- The problem: I'd like the data below restated word for word, with the pictures left out.

- Records for this exercise:
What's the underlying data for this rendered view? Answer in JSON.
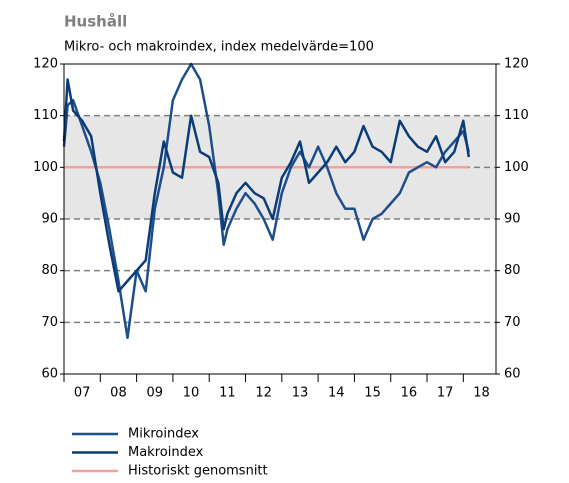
{
  "chart_data": {
    "type": "line",
    "title": "Hushåll",
    "subtitle": "Mikro- och makroindex, index medelvärde=100",
    "x": [
      7.0,
      7.1,
      7.25,
      7.5,
      7.75,
      8.0,
      8.25,
      8.5,
      8.75,
      9.0,
      9.25,
      9.5,
      9.75,
      10.0,
      10.25,
      10.5,
      10.75,
      11.0,
      11.25,
      11.4,
      11.5,
      11.75,
      12.0,
      12.25,
      12.5,
      12.75,
      13.0,
      13.25,
      13.5,
      13.75,
      14.0,
      14.25,
      14.5,
      14.75,
      15.0,
      15.25,
      15.5,
      15.75,
      16.0,
      16.25,
      16.5,
      16.75,
      17.0,
      17.25,
      17.5,
      17.75,
      18.0,
      18.15
    ],
    "series": [
      {
        "name": "Mikroindex",
        "color": "#1f4e8c",
        "values": [
          104,
          112,
          113,
          108,
          103,
          97,
          88,
          78,
          67,
          80,
          76,
          92,
          100,
          113,
          117,
          120,
          117,
          108,
          95,
          85,
          88,
          92,
          95,
          93,
          90,
          86,
          95,
          100,
          103,
          100,
          104,
          100,
          95,
          92,
          92,
          86,
          90,
          91,
          93,
          95,
          99,
          100,
          101,
          100,
          103,
          105,
          107,
          103
        ]
      },
      {
        "name": "Makroindex",
        "color": "#0a3c7a",
        "values": [
          105,
          117,
          111,
          109,
          106,
          95,
          85,
          76,
          78,
          80,
          82,
          95,
          105,
          99,
          98,
          110,
          103,
          102,
          97,
          88,
          91,
          95,
          97,
          95,
          94,
          90,
          98,
          101,
          105,
          97,
          99,
          101,
          104,
          101,
          103,
          108,
          104,
          103,
          101,
          109,
          106,
          104,
          103,
          106,
          101,
          103,
          109,
          102
        ]
      },
      {
        "name": "Historiskt genomsnitt",
        "color": "#f4a0a0",
        "values": [
          100,
          100,
          100,
          100,
          100,
          100,
          100,
          100,
          100,
          100,
          100,
          100,
          100,
          100,
          100,
          100,
          100,
          100,
          100,
          100,
          100,
          100,
          100,
          100,
          100,
          100,
          100,
          100,
          100,
          100,
          100,
          100,
          100,
          100,
          100,
          100,
          100,
          100,
          100,
          100,
          100,
          100,
          100,
          100,
          100,
          100,
          100,
          100
        ]
      }
    ],
    "xlim": [
      7,
      18.9
    ],
    "xticks": [
      {
        "value": 7.5,
        "label": "07"
      },
      {
        "value": 8.5,
        "label": "08"
      },
      {
        "value": 9.5,
        "label": "09"
      },
      {
        "value": 10.5,
        "label": "10"
      },
      {
        "value": 11.5,
        "label": "11"
      },
      {
        "value": 12.5,
        "label": "12"
      },
      {
        "value": 13.5,
        "label": "13"
      },
      {
        "value": 14.5,
        "label": "14"
      },
      {
        "value": 15.5,
        "label": "15"
      },
      {
        "value": 16.5,
        "label": "16"
      },
      {
        "value": 17.5,
        "label": "17"
      },
      {
        "value": 18.5,
        "label": "18"
      }
    ],
    "ylim": [
      60,
      120
    ],
    "yticks": [
      60,
      70,
      80,
      90,
      100,
      110,
      120
    ],
    "shaded_range": [
      90,
      110
    ],
    "grid": true
  }
}
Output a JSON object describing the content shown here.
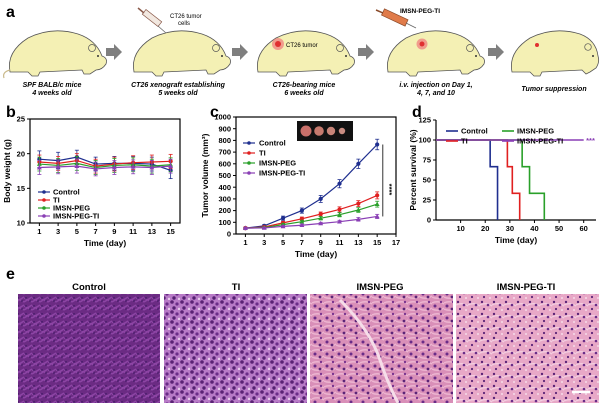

- Problem solution:
What's the underlying data for this rendered view? Answer in JSON.
{
  "chart_data": {
    "type": "line",
    "title": "Hushåll",
    "subtitle": "Mikro- och makroindex, index medelvärde=100",
    "x": [
      7.0,
      7.1,
      7.25,
      7.5,
      7.75,
      8.0,
      8.25,
      8.5,
      8.75,
      9.0,
      9.25,
      9.5,
      9.75,
      10.0,
      10.25,
      10.5,
      10.75,
      11.0,
      11.25,
      11.4,
      11.5,
      11.75,
      12.0,
      12.25,
      12.5,
      12.75,
      13.0,
      13.25,
      13.5,
      13.75,
      14.0,
      14.25,
      14.5,
      14.75,
      15.0,
      15.25,
      15.5,
      15.75,
      16.0,
      16.25,
      16.5,
      16.75,
      17.0,
      17.25,
      17.5,
      17.75,
      18.0,
      18.15
    ],
    "series": [
      {
        "name": "Mikroindex",
        "color": "#1f4e8c",
        "values": [
          104,
          112,
          113,
          108,
          103,
          97,
          88,
          78,
          67,
          80,
          76,
          92,
          100,
          113,
          117,
          120,
          117,
          108,
          95,
          85,
          88,
          92,
          95,
          93,
          90,
          86,
          95,
          100,
          103,
          100,
          104,
          100,
          95,
          92,
          92,
          86,
          90,
          91,
          93,
          95,
          99,
          100,
          101,
          100,
          103,
          105,
          107,
          103
        ]
      },
      {
        "name": "Makroindex",
        "color": "#0a3c7a",
        "values": [
          105,
          117,
          111,
          109,
          106,
          95,
          85,
          76,
          78,
          80,
          82,
          95,
          105,
          99,
          98,
          110,
          103,
          102,
          97,
          88,
          91,
          95,
          97,
          95,
          94,
          90,
          98,
          101,
          105,
          97,
          99,
          101,
          104,
          101,
          103,
          108,
          104,
          103,
          101,
          109,
          106,
          104,
          103,
          106,
          101,
          103,
          109,
          102
        ]
      },
      {
        "name": "Historiskt genomsnitt",
        "color": "#f4a0a0",
        "values": [
          100,
          100,
          100,
          100,
          100,
          100,
          100,
          100,
          100,
          100,
          100,
          100,
          100,
          100,
          100,
          100,
          100,
          100,
          100,
          100,
          100,
          100,
          100,
          100,
          100,
          100,
          100,
          100,
          100,
          100,
          100,
          100,
          100,
          100,
          100,
          100,
          100,
          100,
          100,
          100,
          100,
          100,
          100,
          100,
          100,
          100,
          100,
          100
        ]
      }
    ],
    "xlim": [
      7,
      18.9
    ],
    "xticks": [
      {
        "value": 7.5,
        "label": "07"
      },
      {
        "value": 8.5,
        "label": "08"
      },
      {
        "value": 9.5,
        "label": "09"
      },
      {
        "value": 10.5,
        "label": "10"
      },
      {
        "value": 11.5,
        "label": "11"
      },
      {
        "value": 12.5,
        "label": "12"
      },
      {
        "value": 13.5,
        "label": "13"
      },
      {
        "value": 14.5,
        "label": "14"
      },
      {
        "value": 15.5,
        "label": "15"
      },
      {
        "value": 16.5,
        "label": "16"
      },
      {
        "value": 17.5,
        "label": "17"
      },
      {
        "value": 18.5,
        "label": "18"
      }
    ],
    "ylim": [
      60,
      120
    ],
    "yticks": [
      60,
      70,
      80,
      90,
      100,
      110,
      120
    ],
    "shaded_range": [
      90,
      110
    ],
    "grid": true
  }
}
Output a JSON object describing the content shown here.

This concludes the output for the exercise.